Stored data entries:
•••

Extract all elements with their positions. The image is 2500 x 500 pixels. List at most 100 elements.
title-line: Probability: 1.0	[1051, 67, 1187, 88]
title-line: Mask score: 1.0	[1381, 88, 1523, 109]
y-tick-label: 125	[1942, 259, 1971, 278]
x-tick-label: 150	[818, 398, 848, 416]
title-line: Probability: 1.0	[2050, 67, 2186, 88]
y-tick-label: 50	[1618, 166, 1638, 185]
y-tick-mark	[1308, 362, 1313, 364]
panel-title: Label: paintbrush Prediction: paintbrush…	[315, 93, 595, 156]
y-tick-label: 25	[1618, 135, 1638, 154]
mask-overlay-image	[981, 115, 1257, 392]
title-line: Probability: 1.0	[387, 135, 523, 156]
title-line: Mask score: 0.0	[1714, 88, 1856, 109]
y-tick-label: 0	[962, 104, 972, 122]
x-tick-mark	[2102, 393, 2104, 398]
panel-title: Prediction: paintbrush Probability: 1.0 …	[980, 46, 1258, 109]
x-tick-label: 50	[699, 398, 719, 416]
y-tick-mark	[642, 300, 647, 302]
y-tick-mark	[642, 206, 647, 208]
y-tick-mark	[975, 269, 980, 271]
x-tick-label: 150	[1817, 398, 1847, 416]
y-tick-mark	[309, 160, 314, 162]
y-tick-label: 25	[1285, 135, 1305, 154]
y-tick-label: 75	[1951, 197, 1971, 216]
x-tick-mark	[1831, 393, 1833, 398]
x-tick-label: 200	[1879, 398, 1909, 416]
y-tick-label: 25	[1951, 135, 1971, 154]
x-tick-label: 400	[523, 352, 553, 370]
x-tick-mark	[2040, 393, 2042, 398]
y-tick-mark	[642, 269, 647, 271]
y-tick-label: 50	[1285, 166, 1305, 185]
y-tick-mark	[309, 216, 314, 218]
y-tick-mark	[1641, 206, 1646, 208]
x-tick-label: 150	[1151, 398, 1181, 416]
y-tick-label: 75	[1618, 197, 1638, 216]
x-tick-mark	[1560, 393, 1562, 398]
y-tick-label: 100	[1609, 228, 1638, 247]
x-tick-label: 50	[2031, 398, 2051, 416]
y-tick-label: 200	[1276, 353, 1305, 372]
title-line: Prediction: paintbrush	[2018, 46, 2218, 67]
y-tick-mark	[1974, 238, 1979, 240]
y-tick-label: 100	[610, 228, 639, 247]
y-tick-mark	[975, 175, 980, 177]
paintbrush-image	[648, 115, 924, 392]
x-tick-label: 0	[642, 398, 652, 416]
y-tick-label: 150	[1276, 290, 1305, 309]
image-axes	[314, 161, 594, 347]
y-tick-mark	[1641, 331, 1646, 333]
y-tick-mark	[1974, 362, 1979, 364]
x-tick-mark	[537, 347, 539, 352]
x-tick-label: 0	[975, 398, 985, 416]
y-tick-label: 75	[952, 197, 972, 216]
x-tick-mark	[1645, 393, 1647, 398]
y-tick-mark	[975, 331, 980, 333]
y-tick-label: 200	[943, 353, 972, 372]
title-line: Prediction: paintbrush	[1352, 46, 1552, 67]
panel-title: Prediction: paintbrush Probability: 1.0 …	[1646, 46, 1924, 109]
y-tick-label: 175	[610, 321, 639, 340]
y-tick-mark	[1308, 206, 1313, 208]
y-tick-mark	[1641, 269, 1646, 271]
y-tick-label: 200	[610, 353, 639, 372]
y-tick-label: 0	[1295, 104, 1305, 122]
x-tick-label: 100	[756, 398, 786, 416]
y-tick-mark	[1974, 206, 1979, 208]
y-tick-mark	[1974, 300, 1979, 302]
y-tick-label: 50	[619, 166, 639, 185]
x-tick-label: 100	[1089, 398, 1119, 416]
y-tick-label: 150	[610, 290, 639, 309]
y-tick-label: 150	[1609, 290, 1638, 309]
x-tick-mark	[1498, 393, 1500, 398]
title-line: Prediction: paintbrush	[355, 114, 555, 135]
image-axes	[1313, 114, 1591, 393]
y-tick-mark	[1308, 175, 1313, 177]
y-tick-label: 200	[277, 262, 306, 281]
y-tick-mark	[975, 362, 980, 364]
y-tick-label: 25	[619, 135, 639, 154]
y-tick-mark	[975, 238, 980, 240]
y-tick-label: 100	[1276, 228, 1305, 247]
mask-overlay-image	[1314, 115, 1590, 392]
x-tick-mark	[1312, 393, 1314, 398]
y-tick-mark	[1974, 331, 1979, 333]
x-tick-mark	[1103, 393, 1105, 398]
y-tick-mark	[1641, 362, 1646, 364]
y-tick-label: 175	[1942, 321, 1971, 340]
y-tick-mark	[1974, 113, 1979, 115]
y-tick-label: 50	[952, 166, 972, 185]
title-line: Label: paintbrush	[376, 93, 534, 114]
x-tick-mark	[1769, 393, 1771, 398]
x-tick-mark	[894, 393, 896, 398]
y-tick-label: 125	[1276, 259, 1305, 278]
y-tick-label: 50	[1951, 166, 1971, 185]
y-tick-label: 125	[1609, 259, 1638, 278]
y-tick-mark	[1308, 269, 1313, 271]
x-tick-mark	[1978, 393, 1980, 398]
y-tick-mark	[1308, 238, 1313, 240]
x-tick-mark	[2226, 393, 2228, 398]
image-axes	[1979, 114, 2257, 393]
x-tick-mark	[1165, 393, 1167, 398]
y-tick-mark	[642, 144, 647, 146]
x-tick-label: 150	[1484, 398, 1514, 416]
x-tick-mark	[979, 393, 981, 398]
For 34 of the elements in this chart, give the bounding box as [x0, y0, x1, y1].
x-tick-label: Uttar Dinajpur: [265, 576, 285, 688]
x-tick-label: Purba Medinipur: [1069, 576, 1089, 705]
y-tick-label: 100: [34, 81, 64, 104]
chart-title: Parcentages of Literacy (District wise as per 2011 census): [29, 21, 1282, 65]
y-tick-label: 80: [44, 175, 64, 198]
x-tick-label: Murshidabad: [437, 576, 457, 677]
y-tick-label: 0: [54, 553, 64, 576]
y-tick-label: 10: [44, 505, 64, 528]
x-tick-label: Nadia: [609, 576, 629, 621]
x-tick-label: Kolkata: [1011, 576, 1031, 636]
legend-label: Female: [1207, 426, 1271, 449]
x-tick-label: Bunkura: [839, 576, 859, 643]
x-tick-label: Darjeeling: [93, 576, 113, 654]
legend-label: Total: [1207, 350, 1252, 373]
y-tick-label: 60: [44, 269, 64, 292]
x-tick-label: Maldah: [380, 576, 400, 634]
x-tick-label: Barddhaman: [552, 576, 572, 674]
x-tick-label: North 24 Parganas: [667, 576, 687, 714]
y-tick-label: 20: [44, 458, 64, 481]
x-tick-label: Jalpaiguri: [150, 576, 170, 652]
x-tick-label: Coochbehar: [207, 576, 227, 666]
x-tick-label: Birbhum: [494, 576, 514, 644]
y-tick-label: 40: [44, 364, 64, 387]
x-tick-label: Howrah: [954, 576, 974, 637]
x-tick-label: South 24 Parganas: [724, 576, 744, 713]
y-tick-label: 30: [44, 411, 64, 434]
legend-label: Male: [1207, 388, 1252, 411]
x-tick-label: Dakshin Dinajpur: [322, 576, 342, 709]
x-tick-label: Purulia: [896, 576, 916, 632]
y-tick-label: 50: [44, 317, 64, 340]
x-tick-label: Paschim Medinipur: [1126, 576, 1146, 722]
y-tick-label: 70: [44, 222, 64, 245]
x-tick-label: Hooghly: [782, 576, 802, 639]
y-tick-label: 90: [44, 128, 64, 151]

•••

→ **INSTRUCTION**
Render every row above as a JSON list of strings, with each line as its own string and any blank lines left out.

→ **OUTPUT OF THE EXERCISE**
[
  "Extract all elements with their positions. The image is 2500 x 500 pixels. List at most 100 elements.",
  "title-line: Probability: 1.0\t[1051, 67, 1187, 88]",
  "title-line: Mask score: 1.0\t[1381, 88, 1523, 109]",
  "y-tick-label: 125\t[1942, 259, 1971, 278]",
  "x-tick-label: 150\t[818, 398, 848, 416]",
  "title-line: Probability: 1.0\t[2050, 67, 2186, 88]",
  "y-tick-label: 50\t[1618, 166, 1638, 185]",
  "y-tick-mark\t[1308, 362, 1313, 364]",
  "panel-title: Label: paintbrush Prediction: paintbrush…\t[315, 93, 595, 156]",
  "y-tick-label: 25\t[1618, 135, 1638, 154]",
  "mask-overlay-image\t[981, 115, 1257, 392]",
  "title-line: Probability: 1.0\t[387, 135, 523, 156]",
  "title-line: Mask score: 0.0\t[1714, 88, 1856, 109]",
  "y-tick-label: 0\t[962, 104, 972, 122]",
  "x-tick-mark\t[2102, 393, 2104, 398]",
  "panel-title: Prediction: paintbrush Probability: 1.0 …\t[980, 46, 1258, 109]",
  "x-tick-label: 50\t[699, 398, 719, 416]",
  "y-tick-mark\t[642, 300, 647, 302]",
  "y-tick-mark\t[642, 206, 647, 208]",
  "y-tick-mark\t[975, 269, 980, 271]",
  "x-tick-label: 150\t[1817, 398, 1847, 416]",
  "y-tick-mark\t[309, 160, 314, 162]",
  "y-tick-label: 25\t[1285, 135, 1305, 154]",
  "y-tick-label: 75\t[1951, 197, 1971, 216]",
  "x-tick-mark\t[1831, 393, 1833, 398]",
  "x-tick-label: 200\t[1879, 398, 1909, 416]",
  "y-tick-label: 25\t[1951, 135, 1971, 154]",
  "x-tick-label: 400\t[523, 352, 553, 370]",
  "x-tick-mark\t[2040, 393, 2042, 398]",
  "y-tick-mark\t[642, 269, 647, 271]",
  "y-tick-label: 50\t[1285, 166, 1305, 185]",
  "y-tick-mark\t[309, 216, 314, 218]",
  "y-tick-mark\t[1641, 206, 1646, 208]",
  "x-tick-label: 150\t[1151, 398, 1181, 416]",
  "y-tick-label: 75\t[1618, 197, 1638, 216]",
  "x-tick-mark\t[1560, 393, 1562, 398]",
  "y-tick-label: 100\t[1609, 228, 1638, 247]",
  "x-tick-label: 50\t[2031, 398, 2051, 416]",
  "y-tick-label: 200\t[1276, 353, 1305, 372]",
  "title-line: Prediction: paintbrush\t[2018, 46, 2218, 67]",
  "y-tick-mark\t[1974, 238, 1979, 240]",
  "y-tick-label: 100\t[610, 228, 639, 247]",
  "y-tick-mark\t[975, 175, 980, 177]",
  "paintbrush-image\t[648, 115, 924, 392]",
  "x-tick-label: 0\t[642, 398, 652, 416]",
  "y-tick-label: 150\t[1276, 290, 1305, 309]",
  "image-axes\t[314, 161, 594, 347]",
  "y-tick-mark\t[1641, 331, 1646, 333]",
  "y-tick-mark\t[1974, 362, 1979, 364]",
  "x-tick-mark\t[537, 347, 539, 352]",
  "x-tick-label: 0\t[975, 398, 985, 416]",
  "y-tick-label: 75\t[952, 197, 972, 216]",
  "x-tick-mark\t[1645, 393, 1647, 398]",
  "y-tick-mark\t[975, 331, 980, 333]",
  "y-tick-label: 200\t[943, 353, 972, 372]",
  "title-line: Prediction: paintbrush\t[1352, 46, 1552, 67]",
  "panel-title: Prediction: paintbrush Probability: 1.0 …\t[1646, 46, 1924, 109]",
  "y-tick-label: 175\t[610, 321, 639, 340]",
  "y-tick-mark\t[1308, 206, 1313, 208]",
  "y-tick-mark\t[1641, 269, 1646, 271]",
  "y-tick-label: 200\t[610, 353, 639, 372]",
  "y-tick-label: 0\t[1295, 104, 1305, 122]",
  "x-tick-label: 100\t[756, 398, 786, 416]",
  "y-tick-mark\t[1974, 206, 1979, 208]",
  "y-tick-mark\t[1974, 300, 1979, 302]",
  "y-tick-label: 50\t[619, 166, 639, 185]",
  "x-tick-label: 100\t[1089, 398, 1119, 416]",
  "y-tick-label: 150\t[610, 290, 639, 309]",
  "y-tick-label: 150\t[1609, 290, 1638, 309]",
  "x-tick-mark\t[1498, 393, 1500, 398]",
  "title-line: Prediction: paintbrush\t[355, 114, 555, 135]",
  "image-axes\t[1313, 114, 1591, 393]",
  "y-tick-mark\t[1308, 175, 1313, 177]",
  "y-tick-label: 200\t[277, 262, 306, 281]",
  "y-tick-mark\t[975, 362, 980, 364]",
  "y-tick-label: 25\t[619, 135, 639, 154]",
  "y-tick-mark\t[975, 238, 980, 240]",
  "y-tick-label: 100\t[1276, 228, 1305, 247]",
  "mask-overlay-image\t[1314, 115, 1590, 392]",
  "x-tick-mark\t[1312, 393, 1314, 398]",
  "y-tick-mark\t[1974, 331, 1979, 333]",
  "x-tick-mark\t[1103, 393, 1105, 398]",
  "y-tick-mark\t[1641, 362, 1646, 364]",
  "y-tick-label: 175\t[1942, 321, 1971, 340]",
  "y-tick-mark\t[1974, 113, 1979, 115]",
  "y-tick-label: 50\t[952, 166, 972, 185]",
  "title-line: Label: paintbrush\t[376, 93, 534, 114]",
  "x-tick-mark\t[1769, 393, 1771, 398]",
  "x-tick-mark\t[894, 393, 896, 398]",
  "y-tick-label: 125\t[1276, 259, 1305, 278]",
  "y-tick-label: 50\t[1951, 166, 1971, 185]",
  "y-tick-label: 125\t[1609, 259, 1638, 278]",
  "y-tick-mark\t[1308, 269, 1313, 271]",
  "x-tick-mark\t[1978, 393, 1980, 398]",
  "y-tick-mark\t[1308, 238, 1313, 240]",
  "x-tick-mark\t[2226, 393, 2228, 398]",
  "image-axes\t[1979, 114, 2257, 393]",
  "x-tick-mark\t[1165, 393, 1167, 398]",
  "y-tick-mark\t[642, 144, 647, 146]",
  "x-tick-label: 150\t[1484, 398, 1514, 416]",
  "x-tick-mark\t[979, 393, 981, 398]",
  "For 34 of the elements in this chart, give the bounding box as [x0, y0, x1, y1].",
  "x-tick-label: Uttar Dinajpur: [265, 576, 285, 688]",
  "x-tick-label: Purba Medinipur: [1069, 576, 1089, 705]",
  "y-tick-label: 100: [34, 81, 64, 104]",
  "chart-title: Parcentages of Literacy (District wise as per 2011 census): [29, 21, 1282, 65]",
  "y-tick-label: 80: [44, 175, 64, 198]",
  "x-tick-label: Murshidabad: [437, 576, 457, 677]",
  "y-tick-label: 0: [54, 553, 64, 576]",
  "y-tick-label: 10: [44, 505, 64, 528]",
  "x-tick-label: Nadia: [609, 576, 629, 621]",
  "x-tick-label: Kolkata: [1011, 576, 1031, 636]",
  "legend-label: Female: [1207, 426, 1271, 449]",
  "x-tick-label: Bunkura: [839, 576, 859, 643]",
  "x-tick-label: Darjeeling: [93, 576, 113, 654]",
  "legend-label: Total: [1207, 350, 1252, 373]",
  "y-tick-label: 60: [44, 269, 64, 292]",
  "x-tick-label: Maldah: [380, 576, 400, 634]",
  "x-tick-label: Barddhaman: [552, 576, 572, 674]",
  "x-tick-label: North 24 Parganas: [667, 576, 687, 714]",
  "y-tick-label: 20: [44, 458, 64, 481]",
  "x-tick-label: Jalpaiguri: [150, 576, 170, 652]",
  "x-tick-label: Coochbehar: [207, 576, 227, 666]",
  "x-tick-label: Birbhum: [494, 576, 514, 644]",
  "y-tick-label: 40: [44, 364, 64, 387]",
  "x-tick-label: Howrah: [954, 576, 974, 637]",
  "x-tick-label: South 24 Parganas: [724, 576, 744, 713]",
  "y-tick-label: 30: [44, 411, 64, 434]",
  "legend-label: Male: [1207, 388, 1252, 411]",
  "x-tick-label: Dakshin Dinajpur: [322, 576, 342, 709]",
  "x-tick-label: Purulia: [896, 576, 916, 632]",
  "y-tick-label: 50: [44, 317, 64, 340]",
  "x-tick-label: Paschim Medinipur: [1126, 576, 1146, 722]",
  "y-tick-label: 70: [44, 222, 64, 245]",
  "x-tick-label: Hooghly: [782, 576, 802, 639]",
  "y-tick-label: 90: [44, 128, 64, 151]"
]